(Data excerpts)
######

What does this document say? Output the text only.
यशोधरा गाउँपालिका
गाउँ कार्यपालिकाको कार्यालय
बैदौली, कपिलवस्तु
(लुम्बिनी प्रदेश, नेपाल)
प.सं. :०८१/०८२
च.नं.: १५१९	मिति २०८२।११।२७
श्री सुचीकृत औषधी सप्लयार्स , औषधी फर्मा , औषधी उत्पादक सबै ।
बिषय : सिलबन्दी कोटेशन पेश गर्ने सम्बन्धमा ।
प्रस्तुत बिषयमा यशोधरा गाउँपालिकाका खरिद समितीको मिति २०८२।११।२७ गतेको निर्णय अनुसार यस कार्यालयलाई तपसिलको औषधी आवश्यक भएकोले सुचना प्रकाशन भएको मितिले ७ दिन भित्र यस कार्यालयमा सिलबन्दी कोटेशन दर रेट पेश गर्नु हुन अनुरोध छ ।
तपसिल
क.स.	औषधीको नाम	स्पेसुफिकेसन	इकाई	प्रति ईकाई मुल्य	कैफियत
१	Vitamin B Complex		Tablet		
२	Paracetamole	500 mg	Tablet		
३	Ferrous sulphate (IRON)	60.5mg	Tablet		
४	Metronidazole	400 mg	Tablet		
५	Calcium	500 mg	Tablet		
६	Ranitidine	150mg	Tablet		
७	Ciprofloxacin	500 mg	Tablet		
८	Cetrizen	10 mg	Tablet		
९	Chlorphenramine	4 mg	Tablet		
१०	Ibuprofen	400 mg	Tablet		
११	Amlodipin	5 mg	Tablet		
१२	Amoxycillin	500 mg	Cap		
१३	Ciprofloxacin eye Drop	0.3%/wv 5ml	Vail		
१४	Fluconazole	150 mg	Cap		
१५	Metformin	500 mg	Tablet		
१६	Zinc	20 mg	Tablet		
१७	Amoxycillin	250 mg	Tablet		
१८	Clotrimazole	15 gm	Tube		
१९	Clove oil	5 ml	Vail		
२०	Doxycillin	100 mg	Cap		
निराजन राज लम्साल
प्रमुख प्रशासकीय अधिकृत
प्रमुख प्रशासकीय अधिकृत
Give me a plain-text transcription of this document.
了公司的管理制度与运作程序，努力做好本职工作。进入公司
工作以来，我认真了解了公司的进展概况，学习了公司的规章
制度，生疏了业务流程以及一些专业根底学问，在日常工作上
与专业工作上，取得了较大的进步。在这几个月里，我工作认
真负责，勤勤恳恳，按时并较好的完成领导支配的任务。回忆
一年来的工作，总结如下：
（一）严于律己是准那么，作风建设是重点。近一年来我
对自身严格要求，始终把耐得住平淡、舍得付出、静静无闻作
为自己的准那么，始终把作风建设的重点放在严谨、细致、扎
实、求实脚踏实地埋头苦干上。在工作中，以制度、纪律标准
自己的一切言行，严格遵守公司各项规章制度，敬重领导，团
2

######

### Problem to work on
Every line above should be printed again exactly as it stands.

### Exercise answer
What does this document say? Output the text only.
यशोधरा गाउँपालिका
गाउँ कार्यपालिकाको कार्यालय
बैदौली, कपिलवस्तु
(लुम्बिनी प्रदेश, नेपाल)
प.सं. :०८१/०८२
च.नं.: १५१९	मिति २०८२।११।२७
श्री सुचीकृत औषधी सप्लयार्स , औषधी फर्मा , औषधी उत्पादक सबै ।
बिषय : सिलबन्दी कोटेशन पेश गर्ने सम्बन्धमा ।
प्रस्तुत बिषयमा यशोधरा गाउँपालिकाका खरिद समितीको मिति २०८२।११।२७ गतेको निर्णय अनुसार यस कार्यालयलाई तपसिलको औषधी आवश्यक भएकोले सुचना प्रकाशन भएको मितिले ७ दिन भित्र यस कार्यालयमा सिलबन्दी कोटेशन दर रेट पेश गर्नु हुन अनुरोध छ ।
तपसिल
क.स.	औषधीको नाम	स्पेसुफिकेसन	इकाई	प्रति ईकाई मुल्य	कैफियत
१	Vitamin B Complex		Tablet		
२	Paracetamole	500 mg	Tablet		
३	Ferrous sulphate (IRON)	60.5mg	Tablet		
४	Metronidazole	400 mg	Tablet		
५	Calcium	500 mg	Tablet		
६	Ranitidine	150mg	Tablet		
७	Ciprofloxacin	500 mg	Tablet		
८	Cetrizen	10 mg	Tablet		
९	Chlorphenramine	4 mg	Tablet		
१०	Ibuprofen	400 mg	Tablet		
११	Amlodipin	5 mg	Tablet		
१२	Amoxycillin	500 mg	Cap		
१३	Ciprofloxacin eye Drop	0.3%/wv 5ml	Vail		
१४	Fluconazole	150 mg	Cap		
१५	Metformin	500 mg	Tablet		
१६	Zinc	20 mg	Tablet		
१७	Amoxycillin	250 mg	Tablet		
१८	Clotrimazole	15 gm	Tube		
१९	Clove oil	5 ml	Vail		
२०	Doxycillin	100 mg	Cap		
निराजन राज लम्साल
प्रमुख प्रशासकीय अधिकृत
प्रमुख प्रशासकीय अधिकृत
Give me a plain-text transcription of this document.
了公司的管理制度与运作程序，努力做好本职工作。进入公司
工作以来，我认真了解了公司的进展概况，学习了公司的规章
制度，生疏了业务流程以及一些专业根底学问，在日常工作上
与专业工作上，取得了较大的进步。在这几个月里，我工作认
真负责，勤勤恳恳，按时并较好的完成领导支配的任务。回忆
一年来的工作，总结如下：
（一）严于律己是准那么，作风建设是重点。近一年来我
对自身严格要求，始终把耐得住平淡、舍得付出、静静无闻作
为自己的准那么，始终把作风建设的重点放在严谨、细致、扎
实、求实脚踏实地埋头苦干上。在工作中，以制度、纪律标准
自己的一切言行，严格遵守公司各项规章制度，敬重领导，团
2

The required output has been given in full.